_Instructions to follow_
Wherever a line holds the word "three", copy that line out.
+--
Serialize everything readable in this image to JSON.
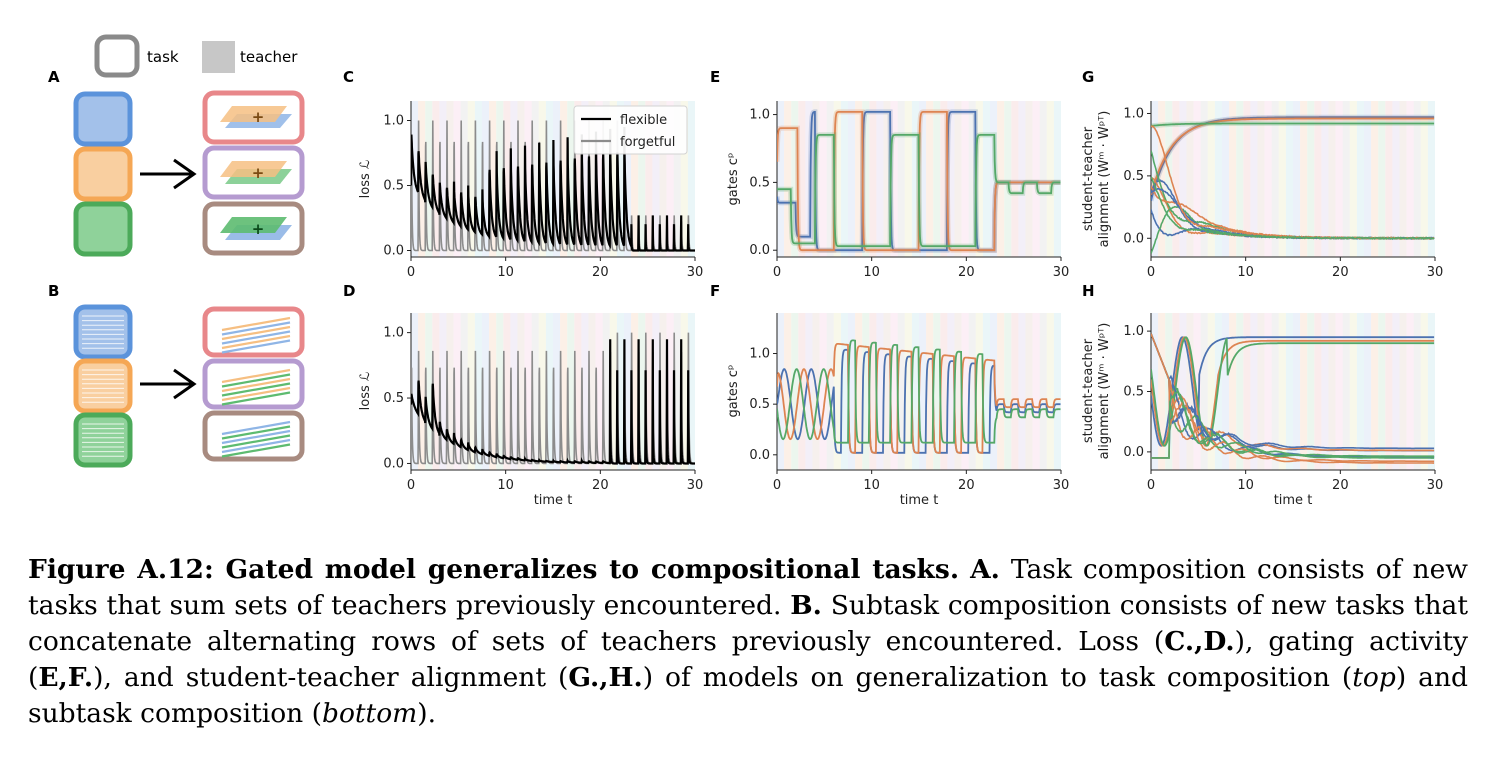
{
  "schematic": {
    "legend_task": "task",
    "legend_teacher": "teacher",
    "panel_a": "A",
    "panel_b": "B"
  },
  "colors": {
    "blue": "#4c72b0",
    "orange": "#dd8452",
    "green": "#55a868",
    "red_box": "#e8878a",
    "purple_box": "#b59bd0",
    "brown_box": "#a88b80",
    "flexible": "#000000",
    "forgetful": "#8c8c8c"
  },
  "chart_data": [
    {
      "panel": "C",
      "type": "line",
      "ylabel": "loss ℒ",
      "xlabel": "",
      "xlim": [
        0,
        30
      ],
      "ylim": [
        -0.05,
        1.15
      ],
      "xticks": [
        "0",
        "10",
        "20",
        "30"
      ],
      "yticks": [
        "0.0",
        "0.5",
        "1.0"
      ],
      "legend": [
        "flexible",
        "forgetful"
      ],
      "legend_position": "top-right",
      "series": [
        {
          "name": "flexible",
          "description": "decaying spikes at each task switch; peaks fall from 0.5 to near 0 by t=15, rise to ~0.25 after t=23"
        },
        {
          "name": "forgetful",
          "description": "spikes to 1.0 at each switch until t≈23, then ~0.25"
        }
      ]
    },
    {
      "panel": "D",
      "type": "line",
      "ylabel": "loss ℒ",
      "xlabel": "time t",
      "xlim": [
        0,
        30
      ],
      "ylim": [
        -0.05,
        1.15
      ],
      "xticks": [
        "0",
        "10",
        "20",
        "30"
      ],
      "yticks": [
        "0.0",
        "0.5",
        "1.0"
      ],
      "series": [
        {
          "name": "flexible",
          "description": "decaying spikes to near 0 by t=12, then spikes to ~0.95 after t=21"
        },
        {
          "name": "forgetful",
          "description": "spikes ~0.85 until t≈21, then ~1.0"
        }
      ]
    },
    {
      "panel": "E",
      "type": "line",
      "ylabel": "gates cᵖ",
      "xlabel": "",
      "xlim": [
        0,
        30
      ],
      "ylim": [
        -0.05,
        1.1
      ],
      "xticks": [
        "0",
        "10",
        "20",
        "30"
      ],
      "yticks": [
        "0.0",
        "0.5",
        "1.0"
      ],
      "series": [
        {
          "name": "blue",
          "description": "gates switching between 0 and 1 across tasks; settle near 0.5 after t=23"
        },
        {
          "name": "orange",
          "description": "gates switching between 0 and 1 across tasks; settle near 0.5 after t=23"
        },
        {
          "name": "green",
          "description": "gates switching between 0 and ~0.85; settle near 0.45-0.5 after t=23"
        }
      ]
    },
    {
      "panel": "F",
      "type": "line",
      "ylabel": "gates cᵖ",
      "xlabel": "time t",
      "xlim": [
        0,
        30
      ],
      "ylim": [
        -0.15,
        1.4
      ],
      "xticks": [
        "0",
        "10",
        "20",
        "30"
      ],
      "yticks": [
        "0.0",
        "0.5",
        "1.0"
      ],
      "series": [
        {
          "name": "blue",
          "description": "oscillating gates up to ~1.1, then ~0.45 after t=23"
        },
        {
          "name": "orange",
          "description": "oscillating gates up to ~1.1, then ~0.5 after t=23"
        },
        {
          "name": "green",
          "description": "oscillating gates up to ~1.15, then ~0.4 after t=23"
        }
      ]
    },
    {
      "panel": "G",
      "type": "line",
      "ylabel": "student-teacher alignment (Wᵐ · Wᵖᵀ)",
      "xlabel": "",
      "xlim": [
        0,
        30
      ],
      "ylim": [
        -0.15,
        1.1
      ],
      "xticks": [
        "0",
        "10",
        "20",
        "30"
      ],
      "yticks": [
        "0.0",
        "0.5",
        "1.0"
      ],
      "series": [
        {
          "name": "aligned",
          "description": "three curves rising from ~0.3 to ~0.95 by t=10"
        },
        {
          "name": "unaligned",
          "description": "remaining curves decaying from ~0.5 to ~0.0 by t=12"
        }
      ]
    },
    {
      "panel": "H",
      "type": "line",
      "ylabel": "student-teacher alignment (Wᵐ · Wᵖᵀ)",
      "xlabel": "time t",
      "xlim": [
        0,
        30
      ],
      "ylim": [
        -0.15,
        1.15
      ],
      "xticks": [
        "0",
        "10",
        "20",
        "30"
      ],
      "yticks": [
        "0.0",
        "0.5",
        "1.0"
      ],
      "series": [
        {
          "name": "aligned",
          "description": "three curves reaching ~0.9-0.95"
        },
        {
          "name": "unaligned",
          "description": "curves decaying to between -0.1 and 0.05"
        }
      ]
    }
  ],
  "caption": {
    "label": "Figure A.12: Gated model generalizes to compositional tasks.",
    "a_label": "A.",
    "a_text": " Task composition consists of new tasks that sum sets of teachers previously encountered. ",
    "b_label": "B.",
    "b_text": " Subtask composition consists of new tasks that concatenate alternating rows of sets of teachers previously encountered. Loss (",
    "cd_label": "C.,D.",
    "mid1": "), gating activity (",
    "ef_label": "E,F.",
    "mid2": "), and student-teacher alignment (",
    "gh_label": "G.,H.",
    "mid3": ") of models on generalization to task composition (",
    "top": "top",
    "mid4": ") and subtask composition (",
    "bottom": "bottom",
    "end": ")."
  }
}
+--
_Output below_
          "description": "three curves rising from ~0.3 to ~0.95 by t=10"
          "description": "three curves reaching ~0.9-0.95"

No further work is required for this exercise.